- **Required work**
Which lines hold the word "development"? Copy each one.

━━ Data rows

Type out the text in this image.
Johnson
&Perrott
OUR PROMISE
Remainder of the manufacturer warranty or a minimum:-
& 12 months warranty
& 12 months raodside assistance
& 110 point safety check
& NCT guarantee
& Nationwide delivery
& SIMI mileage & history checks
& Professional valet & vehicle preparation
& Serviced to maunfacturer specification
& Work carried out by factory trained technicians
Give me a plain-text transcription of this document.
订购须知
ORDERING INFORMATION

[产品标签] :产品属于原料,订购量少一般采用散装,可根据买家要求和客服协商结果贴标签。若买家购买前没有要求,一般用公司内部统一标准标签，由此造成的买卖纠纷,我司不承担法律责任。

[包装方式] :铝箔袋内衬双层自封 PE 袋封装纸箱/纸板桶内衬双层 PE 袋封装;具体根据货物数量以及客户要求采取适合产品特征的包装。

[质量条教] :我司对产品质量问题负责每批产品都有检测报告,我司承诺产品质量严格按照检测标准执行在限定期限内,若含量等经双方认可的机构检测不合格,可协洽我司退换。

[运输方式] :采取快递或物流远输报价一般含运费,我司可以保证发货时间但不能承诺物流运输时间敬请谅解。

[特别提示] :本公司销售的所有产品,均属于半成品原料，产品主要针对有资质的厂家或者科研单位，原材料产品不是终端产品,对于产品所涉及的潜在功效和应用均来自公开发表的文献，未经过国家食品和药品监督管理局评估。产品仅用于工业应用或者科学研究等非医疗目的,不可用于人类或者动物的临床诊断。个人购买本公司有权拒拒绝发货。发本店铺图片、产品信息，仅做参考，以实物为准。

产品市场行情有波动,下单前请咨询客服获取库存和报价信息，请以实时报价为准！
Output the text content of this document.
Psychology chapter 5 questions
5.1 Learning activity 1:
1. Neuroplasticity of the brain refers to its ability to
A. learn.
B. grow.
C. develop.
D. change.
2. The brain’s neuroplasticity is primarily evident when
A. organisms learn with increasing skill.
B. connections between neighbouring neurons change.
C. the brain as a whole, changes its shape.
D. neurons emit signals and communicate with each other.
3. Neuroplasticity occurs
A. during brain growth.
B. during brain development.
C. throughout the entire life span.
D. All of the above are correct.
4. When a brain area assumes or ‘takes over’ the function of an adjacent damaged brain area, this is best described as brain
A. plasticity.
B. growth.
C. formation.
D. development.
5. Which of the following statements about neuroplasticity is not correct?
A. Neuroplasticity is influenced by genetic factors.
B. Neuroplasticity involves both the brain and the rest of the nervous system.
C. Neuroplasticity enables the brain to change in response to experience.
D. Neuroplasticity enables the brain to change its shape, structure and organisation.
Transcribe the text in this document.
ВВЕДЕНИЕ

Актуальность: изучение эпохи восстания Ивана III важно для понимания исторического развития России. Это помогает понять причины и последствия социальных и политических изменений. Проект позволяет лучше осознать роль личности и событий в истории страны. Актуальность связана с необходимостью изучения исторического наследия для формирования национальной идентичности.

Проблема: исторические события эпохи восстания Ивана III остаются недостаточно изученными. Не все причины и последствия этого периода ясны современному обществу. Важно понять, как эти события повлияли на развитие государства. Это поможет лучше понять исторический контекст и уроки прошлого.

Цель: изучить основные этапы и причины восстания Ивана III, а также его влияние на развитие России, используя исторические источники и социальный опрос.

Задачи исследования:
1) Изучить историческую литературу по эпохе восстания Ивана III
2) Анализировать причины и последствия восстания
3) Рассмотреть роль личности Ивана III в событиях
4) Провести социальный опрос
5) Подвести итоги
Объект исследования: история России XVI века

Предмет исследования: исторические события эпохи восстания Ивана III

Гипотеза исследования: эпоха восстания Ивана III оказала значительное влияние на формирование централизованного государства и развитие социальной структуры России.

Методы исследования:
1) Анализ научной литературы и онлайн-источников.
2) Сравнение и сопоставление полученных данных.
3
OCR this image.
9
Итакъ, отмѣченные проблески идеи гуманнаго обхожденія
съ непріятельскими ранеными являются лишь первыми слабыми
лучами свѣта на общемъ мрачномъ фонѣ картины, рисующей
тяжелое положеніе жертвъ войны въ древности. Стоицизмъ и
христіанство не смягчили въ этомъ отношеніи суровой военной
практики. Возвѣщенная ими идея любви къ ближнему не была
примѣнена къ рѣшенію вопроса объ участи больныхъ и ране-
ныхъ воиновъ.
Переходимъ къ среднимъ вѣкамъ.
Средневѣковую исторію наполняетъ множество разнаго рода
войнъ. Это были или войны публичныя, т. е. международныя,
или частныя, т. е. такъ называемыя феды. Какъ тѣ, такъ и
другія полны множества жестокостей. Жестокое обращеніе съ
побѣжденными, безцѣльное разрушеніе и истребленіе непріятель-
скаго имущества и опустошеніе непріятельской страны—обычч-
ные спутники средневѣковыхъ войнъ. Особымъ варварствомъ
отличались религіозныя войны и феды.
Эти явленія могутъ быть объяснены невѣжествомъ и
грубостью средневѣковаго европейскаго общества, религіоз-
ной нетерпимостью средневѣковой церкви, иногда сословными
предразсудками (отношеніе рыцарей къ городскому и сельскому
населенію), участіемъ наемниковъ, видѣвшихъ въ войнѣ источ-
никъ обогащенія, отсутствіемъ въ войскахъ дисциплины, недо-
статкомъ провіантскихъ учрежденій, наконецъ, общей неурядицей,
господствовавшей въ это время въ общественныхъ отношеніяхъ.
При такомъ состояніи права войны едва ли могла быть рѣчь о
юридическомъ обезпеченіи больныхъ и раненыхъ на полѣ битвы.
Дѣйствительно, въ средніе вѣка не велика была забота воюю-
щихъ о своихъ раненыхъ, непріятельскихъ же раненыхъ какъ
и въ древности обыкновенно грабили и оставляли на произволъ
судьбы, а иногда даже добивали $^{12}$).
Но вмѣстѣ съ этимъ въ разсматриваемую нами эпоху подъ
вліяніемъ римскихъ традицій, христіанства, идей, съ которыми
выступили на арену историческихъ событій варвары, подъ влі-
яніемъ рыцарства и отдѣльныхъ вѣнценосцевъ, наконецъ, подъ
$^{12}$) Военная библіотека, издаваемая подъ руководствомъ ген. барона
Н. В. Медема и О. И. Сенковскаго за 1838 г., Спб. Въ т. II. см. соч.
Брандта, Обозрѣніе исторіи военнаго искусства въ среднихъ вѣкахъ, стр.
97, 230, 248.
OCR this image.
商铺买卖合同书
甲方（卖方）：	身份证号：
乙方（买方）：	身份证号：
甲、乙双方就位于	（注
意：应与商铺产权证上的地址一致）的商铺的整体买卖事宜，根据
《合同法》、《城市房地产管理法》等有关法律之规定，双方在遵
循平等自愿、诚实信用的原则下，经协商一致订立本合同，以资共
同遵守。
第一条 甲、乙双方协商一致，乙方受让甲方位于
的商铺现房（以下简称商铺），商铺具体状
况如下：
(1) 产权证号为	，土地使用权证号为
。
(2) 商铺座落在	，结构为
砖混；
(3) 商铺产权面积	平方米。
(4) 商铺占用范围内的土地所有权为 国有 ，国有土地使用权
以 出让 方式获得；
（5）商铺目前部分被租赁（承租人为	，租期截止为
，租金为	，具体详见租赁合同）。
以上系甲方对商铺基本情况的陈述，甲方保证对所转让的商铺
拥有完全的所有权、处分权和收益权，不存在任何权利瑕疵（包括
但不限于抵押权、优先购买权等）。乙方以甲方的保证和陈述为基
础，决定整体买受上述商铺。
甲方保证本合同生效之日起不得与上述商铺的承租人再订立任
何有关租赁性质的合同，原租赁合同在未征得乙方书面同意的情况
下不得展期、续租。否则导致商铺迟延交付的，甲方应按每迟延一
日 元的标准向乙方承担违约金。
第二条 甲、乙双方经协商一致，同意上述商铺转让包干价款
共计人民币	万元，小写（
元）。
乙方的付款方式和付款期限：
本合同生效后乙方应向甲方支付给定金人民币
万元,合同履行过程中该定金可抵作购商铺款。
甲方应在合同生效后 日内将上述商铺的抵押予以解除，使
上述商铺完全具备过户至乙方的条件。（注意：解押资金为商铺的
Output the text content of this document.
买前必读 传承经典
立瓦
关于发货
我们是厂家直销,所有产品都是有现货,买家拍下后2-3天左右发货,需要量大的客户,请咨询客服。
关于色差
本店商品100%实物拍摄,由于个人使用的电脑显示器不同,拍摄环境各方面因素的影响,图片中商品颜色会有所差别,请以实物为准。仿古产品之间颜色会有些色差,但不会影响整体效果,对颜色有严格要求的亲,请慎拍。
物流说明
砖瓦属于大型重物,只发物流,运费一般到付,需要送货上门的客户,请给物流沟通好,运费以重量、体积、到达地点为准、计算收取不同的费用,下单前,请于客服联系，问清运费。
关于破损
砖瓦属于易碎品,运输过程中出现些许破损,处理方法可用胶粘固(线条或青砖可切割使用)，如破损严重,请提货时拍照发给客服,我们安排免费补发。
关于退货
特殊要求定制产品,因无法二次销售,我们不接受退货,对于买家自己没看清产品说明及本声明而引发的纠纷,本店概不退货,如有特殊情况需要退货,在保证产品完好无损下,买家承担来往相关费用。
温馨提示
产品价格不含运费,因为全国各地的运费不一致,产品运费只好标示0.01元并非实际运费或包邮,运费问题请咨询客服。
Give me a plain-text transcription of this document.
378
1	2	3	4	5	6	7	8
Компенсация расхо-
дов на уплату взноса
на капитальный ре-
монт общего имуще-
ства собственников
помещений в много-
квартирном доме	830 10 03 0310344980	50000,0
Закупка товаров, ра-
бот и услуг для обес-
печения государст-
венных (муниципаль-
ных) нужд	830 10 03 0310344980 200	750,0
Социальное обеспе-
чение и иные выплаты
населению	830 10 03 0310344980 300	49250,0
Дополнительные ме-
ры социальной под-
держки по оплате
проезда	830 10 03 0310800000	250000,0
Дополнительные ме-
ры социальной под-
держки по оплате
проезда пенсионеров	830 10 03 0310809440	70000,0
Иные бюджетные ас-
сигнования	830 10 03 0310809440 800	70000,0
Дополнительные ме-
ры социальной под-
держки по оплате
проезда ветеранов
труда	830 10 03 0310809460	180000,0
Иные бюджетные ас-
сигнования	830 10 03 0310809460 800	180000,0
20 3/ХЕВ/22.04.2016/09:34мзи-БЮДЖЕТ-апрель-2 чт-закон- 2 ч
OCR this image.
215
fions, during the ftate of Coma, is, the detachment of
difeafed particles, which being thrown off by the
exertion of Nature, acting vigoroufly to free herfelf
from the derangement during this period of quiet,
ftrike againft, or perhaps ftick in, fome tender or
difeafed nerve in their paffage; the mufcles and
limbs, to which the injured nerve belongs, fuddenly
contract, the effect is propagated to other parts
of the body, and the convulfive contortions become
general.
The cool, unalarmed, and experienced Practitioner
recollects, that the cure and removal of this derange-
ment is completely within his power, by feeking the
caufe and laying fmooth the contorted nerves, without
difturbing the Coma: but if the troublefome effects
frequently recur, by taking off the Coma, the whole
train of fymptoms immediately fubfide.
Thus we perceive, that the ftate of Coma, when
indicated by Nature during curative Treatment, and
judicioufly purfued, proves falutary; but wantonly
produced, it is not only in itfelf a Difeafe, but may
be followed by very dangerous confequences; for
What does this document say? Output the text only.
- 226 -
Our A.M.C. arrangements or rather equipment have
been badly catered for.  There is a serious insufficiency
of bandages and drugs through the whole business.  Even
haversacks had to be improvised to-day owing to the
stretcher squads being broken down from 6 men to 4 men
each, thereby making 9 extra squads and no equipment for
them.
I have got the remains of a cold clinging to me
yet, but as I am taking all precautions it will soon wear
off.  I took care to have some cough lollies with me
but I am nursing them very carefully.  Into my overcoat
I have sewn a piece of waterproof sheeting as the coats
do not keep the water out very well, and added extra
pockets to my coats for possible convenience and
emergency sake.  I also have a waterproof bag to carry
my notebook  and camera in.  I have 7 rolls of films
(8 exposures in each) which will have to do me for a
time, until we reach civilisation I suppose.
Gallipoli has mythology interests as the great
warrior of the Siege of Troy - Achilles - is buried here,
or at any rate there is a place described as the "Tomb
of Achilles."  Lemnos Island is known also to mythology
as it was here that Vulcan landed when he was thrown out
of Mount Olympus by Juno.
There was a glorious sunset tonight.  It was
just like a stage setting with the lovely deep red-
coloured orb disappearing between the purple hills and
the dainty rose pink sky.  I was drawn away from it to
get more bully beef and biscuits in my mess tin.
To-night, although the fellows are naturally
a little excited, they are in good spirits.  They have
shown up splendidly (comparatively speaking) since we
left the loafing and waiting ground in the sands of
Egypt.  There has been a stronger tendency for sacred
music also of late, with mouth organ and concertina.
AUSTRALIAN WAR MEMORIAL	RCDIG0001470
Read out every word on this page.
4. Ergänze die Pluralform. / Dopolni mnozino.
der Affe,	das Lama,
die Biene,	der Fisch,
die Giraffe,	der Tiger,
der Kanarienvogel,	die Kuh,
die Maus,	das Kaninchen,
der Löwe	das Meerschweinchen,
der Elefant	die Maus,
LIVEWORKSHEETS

━━━━

- **Solution for this task**
B. during brain development.
D. development.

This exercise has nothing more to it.